Exactly as written, please set down all of the entries again, with no pictures.

━━━━━━

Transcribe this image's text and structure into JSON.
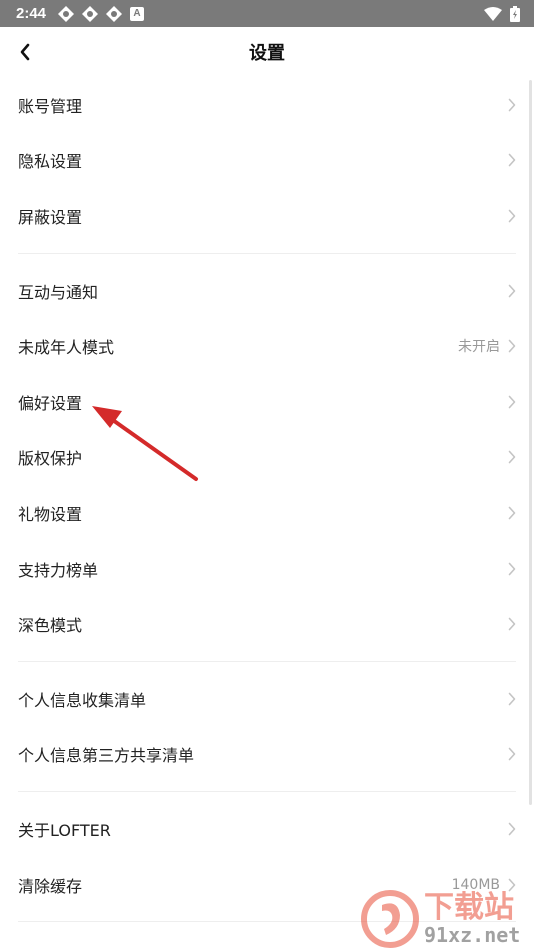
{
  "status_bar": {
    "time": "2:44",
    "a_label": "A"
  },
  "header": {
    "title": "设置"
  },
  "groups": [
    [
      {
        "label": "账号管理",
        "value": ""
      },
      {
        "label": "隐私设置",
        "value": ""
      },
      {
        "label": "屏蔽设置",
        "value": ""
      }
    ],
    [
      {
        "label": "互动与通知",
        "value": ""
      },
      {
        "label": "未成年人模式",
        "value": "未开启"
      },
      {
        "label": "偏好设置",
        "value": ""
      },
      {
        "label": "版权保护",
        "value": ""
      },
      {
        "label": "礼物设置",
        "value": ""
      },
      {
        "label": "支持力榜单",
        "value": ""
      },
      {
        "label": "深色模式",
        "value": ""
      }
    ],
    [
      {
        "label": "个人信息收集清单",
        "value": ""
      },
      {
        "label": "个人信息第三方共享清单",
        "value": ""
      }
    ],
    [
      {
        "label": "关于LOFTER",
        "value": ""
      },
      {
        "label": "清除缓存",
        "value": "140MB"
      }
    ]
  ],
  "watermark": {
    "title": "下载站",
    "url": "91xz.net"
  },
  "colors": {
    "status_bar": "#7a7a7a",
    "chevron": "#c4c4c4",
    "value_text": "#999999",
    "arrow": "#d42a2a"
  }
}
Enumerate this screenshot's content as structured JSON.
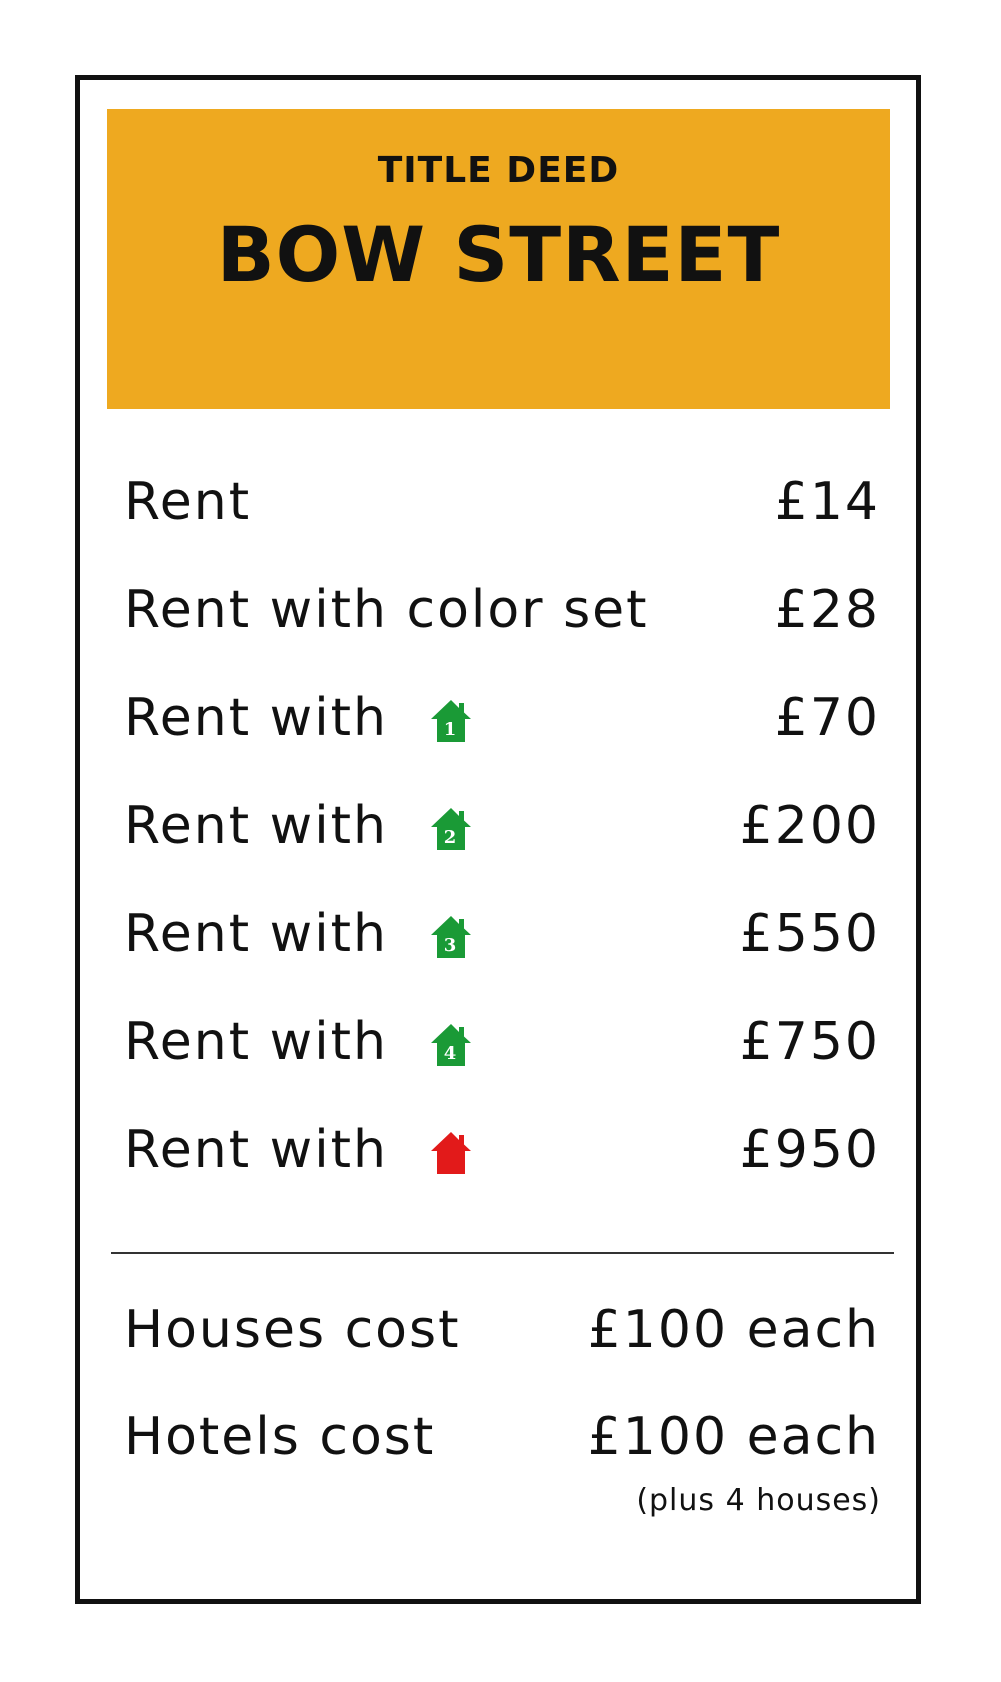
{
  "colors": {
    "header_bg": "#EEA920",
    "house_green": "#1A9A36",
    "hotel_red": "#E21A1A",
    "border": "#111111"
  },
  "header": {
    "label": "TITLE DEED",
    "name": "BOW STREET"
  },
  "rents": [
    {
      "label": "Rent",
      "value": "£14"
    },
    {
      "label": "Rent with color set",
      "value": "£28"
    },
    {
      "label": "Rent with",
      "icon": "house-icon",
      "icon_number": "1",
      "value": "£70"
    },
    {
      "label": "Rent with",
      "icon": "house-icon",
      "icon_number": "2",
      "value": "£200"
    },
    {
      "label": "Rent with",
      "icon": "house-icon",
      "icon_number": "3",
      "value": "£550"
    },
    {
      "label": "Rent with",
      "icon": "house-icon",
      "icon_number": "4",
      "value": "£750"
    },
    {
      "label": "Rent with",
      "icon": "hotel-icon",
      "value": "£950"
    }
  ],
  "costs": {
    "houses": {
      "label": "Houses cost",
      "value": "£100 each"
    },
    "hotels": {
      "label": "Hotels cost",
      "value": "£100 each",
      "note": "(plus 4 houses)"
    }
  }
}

━━━━━━

WORKED SOLUTION.
Transcribe this image's text and structure into JSON.
{
  "status_bar": {
    "time": "2:44",
    "a_label": "A"
  },
  "header": {
    "title": "设置"
  },
  "groups": [
    [
      {
        "label": "账号管理",
        "value": ""
      },
      {
        "label": "隐私设置",
        "value": ""
      },
      {
        "label": "屏蔽设置",
        "value": ""
      }
    ],
    [
      {
        "label": "互动与通知",
        "value": ""
      },
      {
        "label": "未成年人模式",
        "value": "未开启"
      },
      {
        "label": "偏好设置",
        "value": ""
      },
      {
        "label": "版权保护",
        "value": ""
      },
      {
        "label": "礼物设置",
        "value": ""
      },
      {
        "label": "支持力榜单",
        "value": ""
      },
      {
        "label": "深色模式",
        "value": ""
      }
    ],
    [
      {
        "label": "个人信息收集清单",
        "value": ""
      },
      {
        "label": "个人信息第三方共享清单",
        "value": ""
      }
    ],
    [
      {
        "label": "关于LOFTER",
        "value": ""
      },
      {
        "label": "清除缓存",
        "value": "140MB"
      }
    ]
  ],
  "watermark": {
    "title": "下载站",
    "url": "91xz.net"
  },
  "colors": {
    "status_bar": "#7a7a7a",
    "chevron": "#c4c4c4",
    "value_text": "#999999",
    "arrow": "#d42a2a"
  }
}
Enumerate this screenshot's content as structured JSON.
{
  "colors": {
    "header_bg": "#EEA920",
    "house_green": "#1A9A36",
    "hotel_red": "#E21A1A",
    "border": "#111111"
  },
  "header": {
    "label": "TITLE DEED",
    "name": "BOW STREET"
  },
  "rents": [
    {
      "label": "Rent",
      "value": "£14"
    },
    {
      "label": "Rent with color set",
      "value": "£28"
    },
    {
      "label": "Rent with",
      "icon": "house-icon",
      "icon_number": "1",
      "value": "£70"
    },
    {
      "label": "Rent with",
      "icon": "house-icon",
      "icon_number": "2",
      "value": "£200"
    },
    {
      "label": "Rent with",
      "icon": "house-icon",
      "icon_number": "3",
      "value": "£550"
    },
    {
      "label": "Rent with",
      "icon": "house-icon",
      "icon_number": "4",
      "value": "£750"
    },
    {
      "label": "Rent with",
      "icon": "hotel-icon",
      "value": "£950"
    }
  ],
  "costs": {
    "houses": {
      "label": "Houses cost",
      "value": "£100 each"
    },
    "hotels": {
      "label": "Hotels cost",
      "value": "£100 each",
      "note": "(plus 4 houses)"
    }
  }
}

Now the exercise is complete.